= Given problem =
For every line in the data below that contains "symbol", copy the line.

= Dataset entries =
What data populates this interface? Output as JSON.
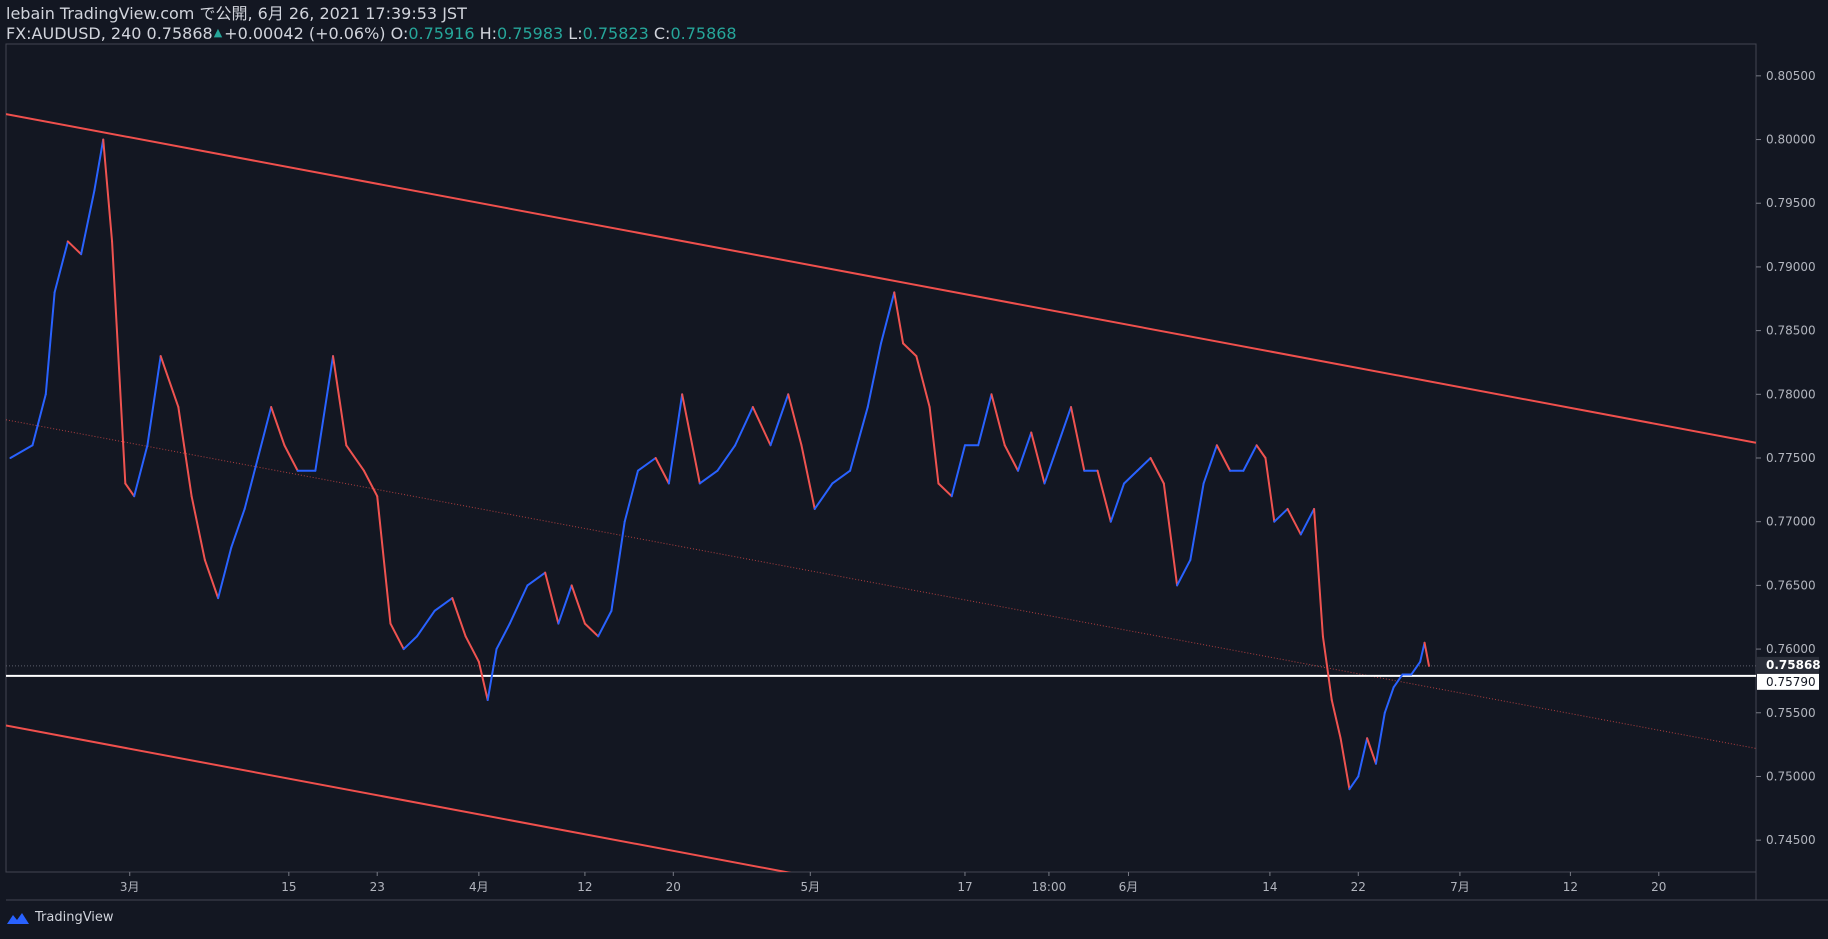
{
  "header": {
    "line1": "lebain TradingView.com で公開, 6月 26, 2021 17:39:53 JST",
    "symbol": "FX:AUDUSD, 240",
    "last": "0.75868",
    "change": "+0.00042 (+0.06%)",
    "o_label": "O:",
    "o_value": "0.75916",
    "h_label": "H:",
    "h_value": "0.75983",
    "l_label": "L:",
    "l_value": "0.75823",
    "c_label": "C:",
    "c_value": "0.75868"
  },
  "footer": {
    "brand": "TradingView"
  },
  "colors": {
    "background": "#131722",
    "up": "#2962ff",
    "down": "#ef5350",
    "trendline": "#f0504d",
    "horizontal_line": "#ffffff",
    "axis_text": "#b2b5be",
    "ohlc_value": "#26a69a"
  },
  "chart_data": {
    "type": "line",
    "symbol": "FX:AUDUSD",
    "interval": "240",
    "y_ticks": [
      "0.80500",
      "0.80000",
      "0.79500",
      "0.79000",
      "0.78500",
      "0.78000",
      "0.77500",
      "0.77000",
      "0.76500",
      "0.76000",
      "0.75500",
      "0.75000",
      "0.74500"
    ],
    "ylim": [
      0.7425,
      0.8075
    ],
    "x_ticks": [
      {
        "label": "3月",
        "bar": 27
      },
      {
        "label": "15",
        "bar": 63
      },
      {
        "label": "23",
        "bar": 83
      },
      {
        "label": "4月",
        "bar": 106
      },
      {
        "label": "12",
        "bar": 130
      },
      {
        "label": "20",
        "bar": 150
      },
      {
        "label": "5月",
        "bar": 181
      },
      {
        "label": "17",
        "bar": 216
      },
      {
        "label": "18:00",
        "bar": 235
      },
      {
        "label": "6月",
        "bar": 253
      },
      {
        "label": "14",
        "bar": 285
      },
      {
        "label": "22",
        "bar": 305
      },
      {
        "label": "7月",
        "bar": 328
      },
      {
        "label": "12",
        "bar": 353
      },
      {
        "label": "20",
        "bar": 373
      }
    ],
    "bar_range": [
      -1,
      395
    ],
    "price_series": [
      {
        "bar": 0,
        "value": 0.775
      },
      {
        "bar": 5,
        "value": 0.776
      },
      {
        "bar": 8,
        "value": 0.78
      },
      {
        "bar": 10,
        "value": 0.788
      },
      {
        "bar": 13,
        "value": 0.792
      },
      {
        "bar": 16,
        "value": 0.791
      },
      {
        "bar": 19,
        "value": 0.796
      },
      {
        "bar": 21,
        "value": 0.8
      },
      {
        "bar": 23,
        "value": 0.792
      },
      {
        "bar": 26,
        "value": 0.773
      },
      {
        "bar": 28,
        "value": 0.772
      },
      {
        "bar": 31,
        "value": 0.776
      },
      {
        "bar": 34,
        "value": 0.783
      },
      {
        "bar": 38,
        "value": 0.779
      },
      {
        "bar": 41,
        "value": 0.772
      },
      {
        "bar": 44,
        "value": 0.767
      },
      {
        "bar": 47,
        "value": 0.764
      },
      {
        "bar": 50,
        "value": 0.768
      },
      {
        "bar": 53,
        "value": 0.771
      },
      {
        "bar": 56,
        "value": 0.775
      },
      {
        "bar": 59,
        "value": 0.779
      },
      {
        "bar": 62,
        "value": 0.776
      },
      {
        "bar": 65,
        "value": 0.774
      },
      {
        "bar": 69,
        "value": 0.774
      },
      {
        "bar": 73,
        "value": 0.783
      },
      {
        "bar": 76,
        "value": 0.776
      },
      {
        "bar": 80,
        "value": 0.774
      },
      {
        "bar": 83,
        "value": 0.772
      },
      {
        "bar": 86,
        "value": 0.762
      },
      {
        "bar": 89,
        "value": 0.76
      },
      {
        "bar": 92,
        "value": 0.761
      },
      {
        "bar": 96,
        "value": 0.763
      },
      {
        "bar": 100,
        "value": 0.764
      },
      {
        "bar": 103,
        "value": 0.761
      },
      {
        "bar": 106,
        "value": 0.759
      },
      {
        "bar": 108,
        "value": 0.756
      },
      {
        "bar": 110,
        "value": 0.76
      },
      {
        "bar": 113,
        "value": 0.762
      },
      {
        "bar": 117,
        "value": 0.765
      },
      {
        "bar": 121,
        "value": 0.766
      },
      {
        "bar": 124,
        "value": 0.762
      },
      {
        "bar": 127,
        "value": 0.765
      },
      {
        "bar": 130,
        "value": 0.762
      },
      {
        "bar": 133,
        "value": 0.761
      },
      {
        "bar": 136,
        "value": 0.763
      },
      {
        "bar": 139,
        "value": 0.77
      },
      {
        "bar": 142,
        "value": 0.774
      },
      {
        "bar": 146,
        "value": 0.775
      },
      {
        "bar": 149,
        "value": 0.773
      },
      {
        "bar": 152,
        "value": 0.78
      },
      {
        "bar": 156,
        "value": 0.773
      },
      {
        "bar": 160,
        "value": 0.774
      },
      {
        "bar": 164,
        "value": 0.776
      },
      {
        "bar": 168,
        "value": 0.779
      },
      {
        "bar": 172,
        "value": 0.776
      },
      {
        "bar": 176,
        "value": 0.78
      },
      {
        "bar": 179,
        "value": 0.776
      },
      {
        "bar": 182,
        "value": 0.771
      },
      {
        "bar": 186,
        "value": 0.773
      },
      {
        "bar": 190,
        "value": 0.774
      },
      {
        "bar": 194,
        "value": 0.779
      },
      {
        "bar": 197,
        "value": 0.784
      },
      {
        "bar": 200,
        "value": 0.788
      },
      {
        "bar": 202,
        "value": 0.784
      },
      {
        "bar": 205,
        "value": 0.783
      },
      {
        "bar": 208,
        "value": 0.779
      },
      {
        "bar": 210,
        "value": 0.773
      },
      {
        "bar": 213,
        "value": 0.772
      },
      {
        "bar": 216,
        "value": 0.776
      },
      {
        "bar": 219,
        "value": 0.776
      },
      {
        "bar": 222,
        "value": 0.78
      },
      {
        "bar": 225,
        "value": 0.776
      },
      {
        "bar": 228,
        "value": 0.774
      },
      {
        "bar": 231,
        "value": 0.777
      },
      {
        "bar": 234,
        "value": 0.773
      },
      {
        "bar": 237,
        "value": 0.776
      },
      {
        "bar": 240,
        "value": 0.779
      },
      {
        "bar": 243,
        "value": 0.774
      },
      {
        "bar": 246,
        "value": 0.774
      },
      {
        "bar": 249,
        "value": 0.77
      },
      {
        "bar": 252,
        "value": 0.773
      },
      {
        "bar": 255,
        "value": 0.774
      },
      {
        "bar": 258,
        "value": 0.775
      },
      {
        "bar": 261,
        "value": 0.773
      },
      {
        "bar": 264,
        "value": 0.765
      },
      {
        "bar": 267,
        "value": 0.767
      },
      {
        "bar": 270,
        "value": 0.773
      },
      {
        "bar": 273,
        "value": 0.776
      },
      {
        "bar": 276,
        "value": 0.774
      },
      {
        "bar": 279,
        "value": 0.774
      },
      {
        "bar": 282,
        "value": 0.776
      },
      {
        "bar": 284,
        "value": 0.775
      },
      {
        "bar": 286,
        "value": 0.77
      },
      {
        "bar": 289,
        "value": 0.771
      },
      {
        "bar": 292,
        "value": 0.769
      },
      {
        "bar": 295,
        "value": 0.771
      },
      {
        "bar": 297,
        "value": 0.761
      },
      {
        "bar": 299,
        "value": 0.756
      },
      {
        "bar": 301,
        "value": 0.753
      },
      {
        "bar": 303,
        "value": 0.749
      },
      {
        "bar": 305,
        "value": 0.75
      },
      {
        "bar": 307,
        "value": 0.753
      },
      {
        "bar": 309,
        "value": 0.751
      },
      {
        "bar": 311,
        "value": 0.755
      },
      {
        "bar": 313,
        "value": 0.757
      },
      {
        "bar": 315,
        "value": 0.758
      },
      {
        "bar": 317,
        "value": 0.758
      },
      {
        "bar": 319,
        "value": 0.759
      },
      {
        "bar": 320,
        "value": 0.7605
      },
      {
        "bar": 321,
        "value": 0.75868
      }
    ],
    "upper_trendline": [
      {
        "bar": -1,
        "value": 0.802
      },
      {
        "bar": 395,
        "value": 0.7762
      }
    ],
    "lower_trendline": [
      {
        "bar": -1,
        "value": 0.754
      },
      {
        "bar": 177,
        "value": 0.7424
      }
    ],
    "mid_dotted_line": [
      {
        "bar": -1,
        "value": 0.778
      },
      {
        "bar": 395,
        "value": 0.7522
      }
    ],
    "horizontal_level": {
      "value": 0.7579,
      "label": "0.75790"
    },
    "last_price": {
      "value": 0.75868,
      "label": "0.75868"
    }
  }
}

= Exercise output =
    "symbol": "FX:AUDUSD, 240",
    "symbol": "FX:AUDUSD",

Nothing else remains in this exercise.